Goal:
Give the material again in full, matching it exactly.

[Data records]
▬▬▬

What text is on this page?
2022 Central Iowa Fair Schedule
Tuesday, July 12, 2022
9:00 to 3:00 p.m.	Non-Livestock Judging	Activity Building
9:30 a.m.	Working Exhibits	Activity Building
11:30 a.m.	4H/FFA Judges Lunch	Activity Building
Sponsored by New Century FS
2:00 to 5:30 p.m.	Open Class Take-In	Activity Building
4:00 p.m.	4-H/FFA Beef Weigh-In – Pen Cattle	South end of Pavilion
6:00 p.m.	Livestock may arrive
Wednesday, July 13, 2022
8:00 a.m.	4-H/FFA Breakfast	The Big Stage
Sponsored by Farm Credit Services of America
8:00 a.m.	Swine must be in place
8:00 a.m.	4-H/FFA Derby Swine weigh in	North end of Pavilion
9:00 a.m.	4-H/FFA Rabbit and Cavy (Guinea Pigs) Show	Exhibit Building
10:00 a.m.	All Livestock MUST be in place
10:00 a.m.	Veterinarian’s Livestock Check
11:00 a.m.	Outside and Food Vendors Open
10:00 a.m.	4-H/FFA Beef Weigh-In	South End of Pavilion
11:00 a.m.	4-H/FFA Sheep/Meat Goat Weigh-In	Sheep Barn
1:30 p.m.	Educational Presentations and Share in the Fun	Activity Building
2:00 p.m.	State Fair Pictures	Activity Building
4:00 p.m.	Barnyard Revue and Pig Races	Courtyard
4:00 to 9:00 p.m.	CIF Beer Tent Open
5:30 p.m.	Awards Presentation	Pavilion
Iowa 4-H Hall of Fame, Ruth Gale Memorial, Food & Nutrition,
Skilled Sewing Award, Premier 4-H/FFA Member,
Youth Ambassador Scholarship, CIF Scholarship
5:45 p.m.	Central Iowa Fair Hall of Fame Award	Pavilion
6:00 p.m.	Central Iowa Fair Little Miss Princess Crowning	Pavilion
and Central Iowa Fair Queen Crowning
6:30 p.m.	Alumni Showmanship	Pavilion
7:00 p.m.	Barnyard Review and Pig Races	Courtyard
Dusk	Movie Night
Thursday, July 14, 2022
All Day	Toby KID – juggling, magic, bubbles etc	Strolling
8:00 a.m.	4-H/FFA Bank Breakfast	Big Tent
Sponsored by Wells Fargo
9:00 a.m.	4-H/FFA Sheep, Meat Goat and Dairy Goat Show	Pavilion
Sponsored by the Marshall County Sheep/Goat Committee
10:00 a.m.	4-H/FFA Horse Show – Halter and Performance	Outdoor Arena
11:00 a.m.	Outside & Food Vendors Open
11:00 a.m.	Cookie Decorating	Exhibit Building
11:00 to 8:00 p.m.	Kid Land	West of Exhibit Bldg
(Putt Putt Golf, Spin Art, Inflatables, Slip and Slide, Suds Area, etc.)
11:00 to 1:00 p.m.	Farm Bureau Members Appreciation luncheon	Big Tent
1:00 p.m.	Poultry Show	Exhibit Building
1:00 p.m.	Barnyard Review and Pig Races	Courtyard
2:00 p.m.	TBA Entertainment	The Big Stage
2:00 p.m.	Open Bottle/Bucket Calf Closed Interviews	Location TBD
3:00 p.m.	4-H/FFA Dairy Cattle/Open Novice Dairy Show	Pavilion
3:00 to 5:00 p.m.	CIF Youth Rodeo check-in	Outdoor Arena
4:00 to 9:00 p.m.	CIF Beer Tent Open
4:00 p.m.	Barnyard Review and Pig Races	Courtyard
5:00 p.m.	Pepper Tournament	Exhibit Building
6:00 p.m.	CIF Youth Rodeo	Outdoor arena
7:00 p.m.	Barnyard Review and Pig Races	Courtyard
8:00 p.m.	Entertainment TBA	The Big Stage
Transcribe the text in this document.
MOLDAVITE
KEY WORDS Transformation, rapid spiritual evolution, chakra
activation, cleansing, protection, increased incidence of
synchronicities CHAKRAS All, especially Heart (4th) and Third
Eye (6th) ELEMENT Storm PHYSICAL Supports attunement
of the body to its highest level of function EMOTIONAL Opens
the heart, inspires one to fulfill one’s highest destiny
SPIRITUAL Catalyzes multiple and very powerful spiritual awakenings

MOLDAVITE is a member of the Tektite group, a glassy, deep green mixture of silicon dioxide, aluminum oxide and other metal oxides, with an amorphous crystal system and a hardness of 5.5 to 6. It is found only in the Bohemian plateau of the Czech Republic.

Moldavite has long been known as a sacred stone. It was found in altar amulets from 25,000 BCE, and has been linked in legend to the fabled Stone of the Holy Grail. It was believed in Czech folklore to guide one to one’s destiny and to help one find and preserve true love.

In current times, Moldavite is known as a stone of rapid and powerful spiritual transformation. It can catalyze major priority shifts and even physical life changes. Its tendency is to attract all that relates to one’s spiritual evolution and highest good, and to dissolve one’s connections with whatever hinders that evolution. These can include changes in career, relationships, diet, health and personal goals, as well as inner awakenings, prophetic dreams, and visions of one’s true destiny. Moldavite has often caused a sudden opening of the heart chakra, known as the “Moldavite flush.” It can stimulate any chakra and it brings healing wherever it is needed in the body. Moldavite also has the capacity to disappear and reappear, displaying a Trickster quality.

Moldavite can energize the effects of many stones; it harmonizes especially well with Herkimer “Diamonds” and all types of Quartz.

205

▬▬▬

Response for this exercise:
What text is on this page?
2022 Central Iowa Fair Schedule
Tuesday, July 12, 2022
9:00 to 3:00 p.m.	Non-Livestock Judging	Activity Building
9:30 a.m.	Working Exhibits	Activity Building
11:30 a.m.	4H/FFA Judges Lunch	Activity Building
Sponsored by New Century FS
2:00 to 5:30 p.m.	Open Class Take-In	Activity Building
4:00 p.m.	4-H/FFA Beef Weigh-In – Pen Cattle	South end of Pavilion
6:00 p.m.	Livestock may arrive
Wednesday, July 13, 2022
8:00 a.m.	4-H/FFA Breakfast	The Big Stage
Sponsored by Farm Credit Services of America
8:00 a.m.	Swine must be in place
8:00 a.m.	4-H/FFA Derby Swine weigh in	North end of Pavilion
9:00 a.m.	4-H/FFA Rabbit and Cavy (Guinea Pigs) Show	Exhibit Building
10:00 a.m.	All Livestock MUST be in place
10:00 a.m.	Veterinarian’s Livestock Check
11:00 a.m.	Outside and Food Vendors Open
10:00 a.m.	4-H/FFA Beef Weigh-In	South End of Pavilion
11:00 a.m.	4-H/FFA Sheep/Meat Goat Weigh-In	Sheep Barn
1:30 p.m.	Educational Presentations and Share in the Fun	Activity Building
2:00 p.m.	State Fair Pictures	Activity Building
4:00 p.m.	Barnyard Revue and Pig Races	Courtyard
4:00 to 9:00 p.m.	CIF Beer Tent Open
5:30 p.m.	Awards Presentation	Pavilion
Iowa 4-H Hall of Fame, Ruth Gale Memorial, Food & Nutrition,
Skilled Sewing Award, Premier 4-H/FFA Member,
Youth Ambassador Scholarship, CIF Scholarship
5:45 p.m.	Central Iowa Fair Hall of Fame Award	Pavilion
6:00 p.m.	Central Iowa Fair Little Miss Princess Crowning	Pavilion
and Central Iowa Fair Queen Crowning
6:30 p.m.	Alumni Showmanship	Pavilion
7:00 p.m.	Barnyard Review and Pig Races	Courtyard
Dusk	Movie Night
Thursday, July 14, 2022
All Day	Toby KID – juggling, magic, bubbles etc	Strolling
8:00 a.m.	4-H/FFA Bank Breakfast	Big Tent
Sponsored by Wells Fargo
9:00 a.m.	4-H/FFA Sheep, Meat Goat and Dairy Goat Show	Pavilion
Sponsored by the Marshall County Sheep/Goat Committee
10:00 a.m.	4-H/FFA Horse Show – Halter and Performance	Outdoor Arena
11:00 a.m.	Outside & Food Vendors Open
11:00 a.m.	Cookie Decorating	Exhibit Building
11:00 to 8:00 p.m.	Kid Land	West of Exhibit Bldg
(Putt Putt Golf, Spin Art, Inflatables, Slip and Slide, Suds Area, etc.)
11:00 to 1:00 p.m.	Farm Bureau Members Appreciation luncheon	Big Tent
1:00 p.m.	Poultry Show	Exhibit Building
1:00 p.m.	Barnyard Review and Pig Races	Courtyard
2:00 p.m.	TBA Entertainment	The Big Stage
2:00 p.m.	Open Bottle/Bucket Calf Closed Interviews	Location TBD
3:00 p.m.	4-H/FFA Dairy Cattle/Open Novice Dairy Show	Pavilion
3:00 to 5:00 p.m.	CIF Youth Rodeo check-in	Outdoor Arena
4:00 to 9:00 p.m.	CIF Beer Tent Open
4:00 p.m.	Barnyard Review and Pig Races	Courtyard
5:00 p.m.	Pepper Tournament	Exhibit Building
6:00 p.m.	CIF Youth Rodeo	Outdoor arena
7:00 p.m.	Barnyard Review and Pig Races	Courtyard
8:00 p.m.	Entertainment TBA	The Big Stage
Transcribe the text in this document.
MOLDAVITE
KEY WORDS Transformation, rapid spiritual evolution, chakra
activation, cleansing, protection, increased incidence of
synchronicities CHAKRAS All, especially Heart (4th) and Third
Eye (6th) ELEMENT Storm PHYSICAL Supports attunement
of the body to its highest level of function EMOTIONAL Opens
the heart, inspires one to fulfill one’s highest destiny
SPIRITUAL Catalyzes multiple and very powerful spiritual awakenings

MOLDAVITE is a member of the Tektite group, a glassy, deep green mixture of silicon dioxide, aluminum oxide and other metal oxides, with an amorphous crystal system and a hardness of 5.5 to 6. It is found only in the Bohemian plateau of the Czech Republic.

Moldavite has long been known as a sacred stone. It was found in altar amulets from 25,000 BCE, and has been linked in legend to the fabled Stone of the Holy Grail. It was believed in Czech folklore to guide one to one’s destiny and to help one find and preserve true love.

In current times, Moldavite is known as a stone of rapid and powerful spiritual transformation. It can catalyze major priority shifts and even physical life changes. Its tendency is to attract all that relates to one’s spiritual evolution and highest good, and to dissolve one’s connections with whatever hinders that evolution. These can include changes in career, relationships, diet, health and personal goals, as well as inner awakenings, prophetic dreams, and visions of one’s true destiny. Moldavite has often caused a sudden opening of the heart chakra, known as the “Moldavite flush.” It can stimulate any chakra and it brings healing wherever it is needed in the body. Moldavite also has the capacity to disappear and reappear, displaying a Trickster quality.

Moldavite can energize the effects of many stones; it harmonizes especially well with Herkimer “Diamonds” and all types of Quartz.

205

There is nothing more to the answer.